Júlio de Matos Photography

by Mala Mukerjee

Contributions - Photography Criticism

A woman with a camera today, in the year 2010, is probably not an unusual sight. Not if the camera happens to be small, such as a small digital camera, an instamatic or a mobile phone cum camera. But how many of us can avoid a sense of disbelief if we are told that a woman makes a living out of photography? Our eyes and ears are not used to the unusual. Eyebrows rise naturally when we see a woman in a so called man’s job.

Suppose you are on an aeroplane and discover at take-off time that the pilot and the entire crew are women. Would your heart not miss a beat? We all know that many men drive cars badly and also that some women are excellent drivers. But if you face a situation where two taxis are awaiting you, one with a man and the other a woman on the steering wheel, which one would your instincts guide you to?

There are jobs that women cannot do as well as men can, as there are tasks that elude men. Men are born physically stronger than women. Physical strength can and does matter in many instances. But if you consider jobs in fields that are level, you will agree that women often do a better job than men. They apply themselves harder, attend to details better and are less happy to compromise on quality.

We are used to seeing women in kitchens, but don’t we always ask for a man when we want food cooked in large quantities? But you will not yet find too many instances where men are taking over traditional roles played by women. More and more women, on the other hand, are entering areas which used to be the preserve of men.

Like in any other art form, be it literature, painting, sculpture or even music, gender has very little relevance in photography. By looking at a photograph, it is impossible to tell if it is the work of a man or a woman. The camera is neutral. What matters most in photography is the eye that sees an object. But can one dismiss the gender issue so easily?

Let me share with you some of my experiences.
I started photography when I was a kid. I received nothing but encouragement from everybody. But when the time came to leave school and I wanted to opt for the Science stream, not many thought that was a good idea. An uncle of mine, and he loved me dearly, reacted in surprise, ‘Why Science? That is not the right place for a girl. Take Home Science instead. That will prepare you better for life.”

Girls at our homes are taken through cooking drills as a matter of course. But not boys. Games and athletics are for them. I was still in school when I joined the Rifle club in Kolkata. There was a lot of opposition in the family. I did not always win. My dream was to be an engineer. That I am not one still rankles.

Let me do a fast forward to the end of 1993 when I returned to Mumbai from the UK.
Customs rules in India those days permitted professional photographers on transfer of residence to import equipments free of duty up to specified values. I had studied their rules and had brought back some equipment with me. But the Customs in Mumbai had a different view. How can a woman be considered a professional photographer?

They confiscated my equipments and forced me to pay penalty for violation of rules and duty at exorbitant rates. I pleaded with them. I showed them evidence of my professional work in India. Nothing worked. Could I produce a post graduate degree in Photography ? They asked me. I did not have one. Even today, not many professional photographers I know have post graduate degree in photography.
The story ended happily for me. I won the case when I produced evidence of money I earned in the UK on professional assignments. But it took me two years of battle with Customs authorities, many days and nights of frustration and intense anxiety.

● **Material to process**:
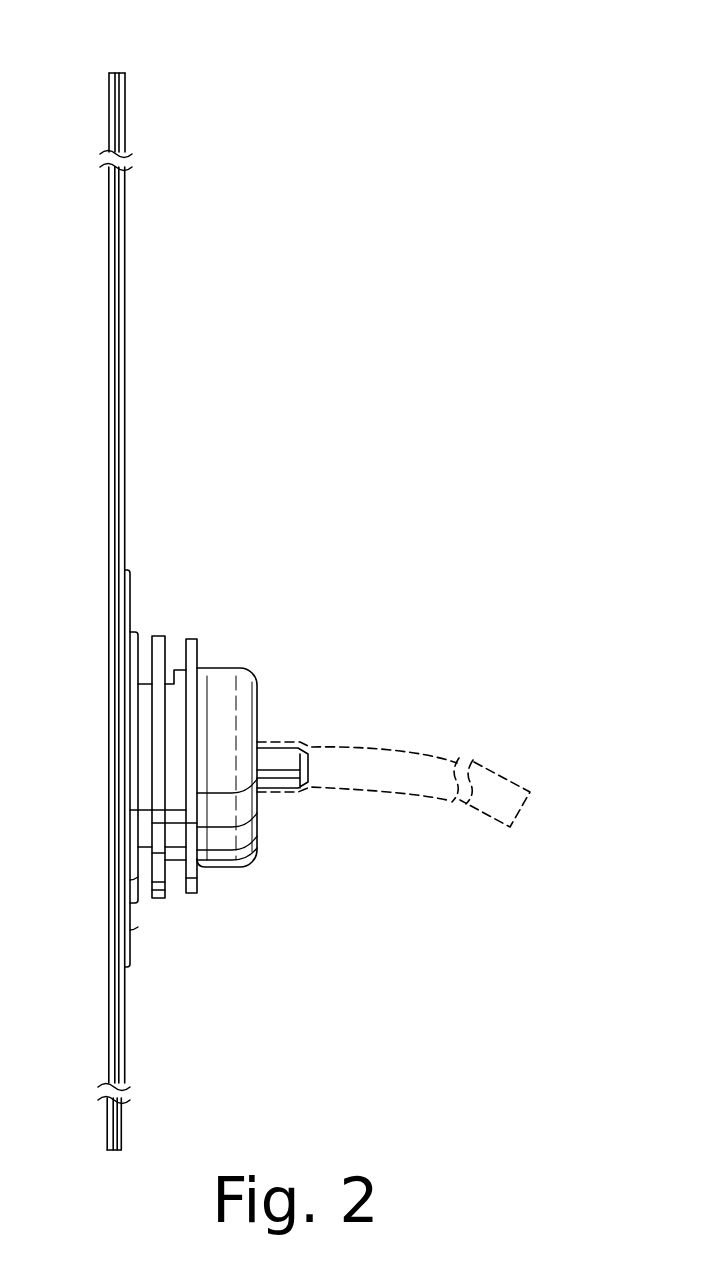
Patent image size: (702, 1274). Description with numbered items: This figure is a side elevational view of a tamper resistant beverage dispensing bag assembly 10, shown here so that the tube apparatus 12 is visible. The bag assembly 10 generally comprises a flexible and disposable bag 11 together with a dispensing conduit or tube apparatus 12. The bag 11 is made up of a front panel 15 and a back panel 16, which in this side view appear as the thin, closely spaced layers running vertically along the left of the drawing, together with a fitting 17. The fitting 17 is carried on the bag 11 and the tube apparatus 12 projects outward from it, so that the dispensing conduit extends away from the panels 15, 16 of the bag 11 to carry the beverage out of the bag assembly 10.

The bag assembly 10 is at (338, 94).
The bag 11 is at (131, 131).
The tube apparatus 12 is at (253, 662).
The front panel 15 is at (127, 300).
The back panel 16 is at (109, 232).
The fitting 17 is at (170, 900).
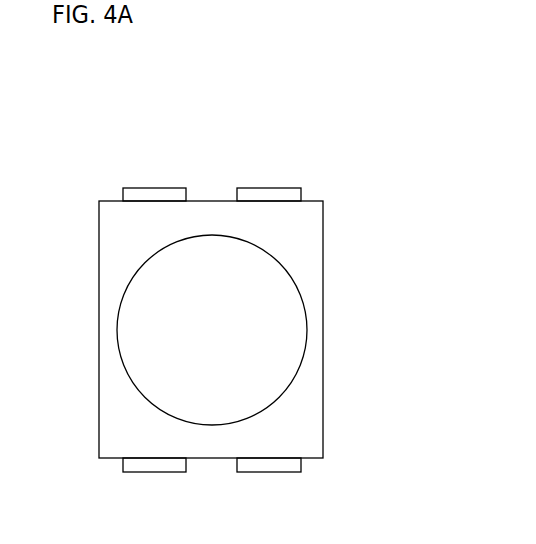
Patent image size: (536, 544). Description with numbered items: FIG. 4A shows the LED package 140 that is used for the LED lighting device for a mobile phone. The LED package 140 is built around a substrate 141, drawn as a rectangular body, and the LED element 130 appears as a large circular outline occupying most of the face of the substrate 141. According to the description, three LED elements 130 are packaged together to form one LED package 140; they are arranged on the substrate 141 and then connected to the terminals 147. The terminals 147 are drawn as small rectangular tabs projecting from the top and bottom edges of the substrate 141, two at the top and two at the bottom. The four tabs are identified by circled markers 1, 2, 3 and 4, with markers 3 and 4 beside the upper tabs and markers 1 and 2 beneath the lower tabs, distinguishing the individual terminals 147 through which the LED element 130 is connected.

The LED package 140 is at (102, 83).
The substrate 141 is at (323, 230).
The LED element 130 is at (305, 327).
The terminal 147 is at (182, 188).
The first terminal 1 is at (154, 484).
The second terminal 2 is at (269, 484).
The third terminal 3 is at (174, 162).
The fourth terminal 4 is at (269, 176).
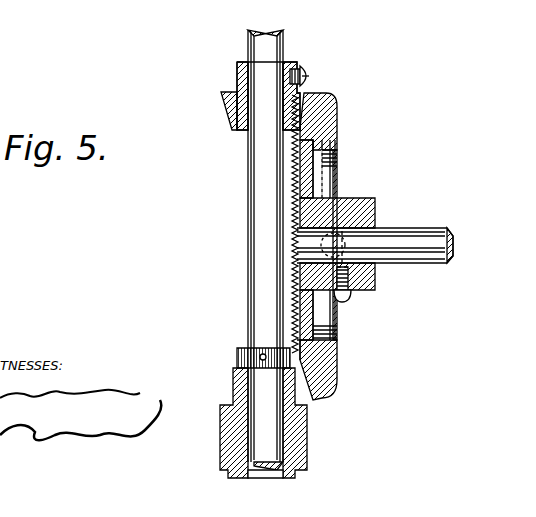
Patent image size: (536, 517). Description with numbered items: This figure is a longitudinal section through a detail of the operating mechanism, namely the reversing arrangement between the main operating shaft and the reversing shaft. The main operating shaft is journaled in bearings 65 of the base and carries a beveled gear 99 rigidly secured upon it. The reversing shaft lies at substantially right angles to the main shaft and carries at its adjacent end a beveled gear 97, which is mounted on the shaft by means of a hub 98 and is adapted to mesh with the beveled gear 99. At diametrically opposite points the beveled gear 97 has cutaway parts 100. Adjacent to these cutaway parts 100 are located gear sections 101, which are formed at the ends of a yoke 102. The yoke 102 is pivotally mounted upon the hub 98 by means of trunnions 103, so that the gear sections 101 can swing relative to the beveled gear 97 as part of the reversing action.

● **Exercises**:
1. In the essay on women in photography, why did Customs in Mumbai confiscate the author's equipment?
2. Could you print the records from the line with "Patent image size: (536, 544)." through the end of the records, leaving out the pictures?

● **Answers in order**:
1. Indian Customs rules let professional photographers transferring residence import equipment duty free up to specified values. Customs in Mumbai did not accept that a woman could be considered a professional photographer.

2.
Patent image size: (536, 544). Description with numbered items: FIG. 4A shows the LED package 140 that is used for the LED lighting device for a mobile phone. The LED package 140 is built around a substrate 141, drawn as a rectangular body, and the LED element 130 appears as a large circular outline occupying most of the face of the substrate 141. According to the description, three LED elements 130 are packaged together to form one LED package 140; they are arranged on the substrate 141 and then connected to the terminals 147. The terminals 147 are drawn as small rectangular tabs projecting from the top and bottom edges of the substrate 141, two at the top and two at the bottom. The four tabs are identified by circled markers 1, 2, 3 and 4, with markers 3 and 4 beside the upper tabs and markers 1 and 2 beneath the lower tabs, distinguishing the individual terminals 147 through which the LED element 130 is connected.

The LED package 140 is at (102, 83).
The substrate 141 is at (323, 230).
The LED element 130 is at (305, 327).
The terminal 147 is at (182, 188).
The first terminal 1 is at (154, 484).
The second terminal 2 is at (269, 484).
The third terminal 3 is at (174, 162).
The fourth terminal 4 is at (269, 176).
Patent image size: (536, 517). Description with numbered items: This figure is a longitudinal section through a detail of the operating mechanism, namely the reversing arrangement between the main operating shaft and the reversing shaft. The main operating shaft is journaled in bearings 65 of the base and carries a beveled gear 99 rigidly secured upon it. The reversing shaft lies at substantially right angles to the main shaft and carries at its adjacent end a beveled gear 97, which is mounted on the shaft by means of a hub 98 and is adapted to mesh with the beveled gear 99. At diametrically opposite points the beveled gear 97 has cutaway parts 100. Adjacent to these cutaway parts 100 are located gear sections 101, which are formed at the ends of a yoke 102. The yoke 102 is pivotally mounted upon the hub 98 by means of trunnions 103, so that the gear sections 101 can swing relative to the beveled gear 97 as part of the reversing action.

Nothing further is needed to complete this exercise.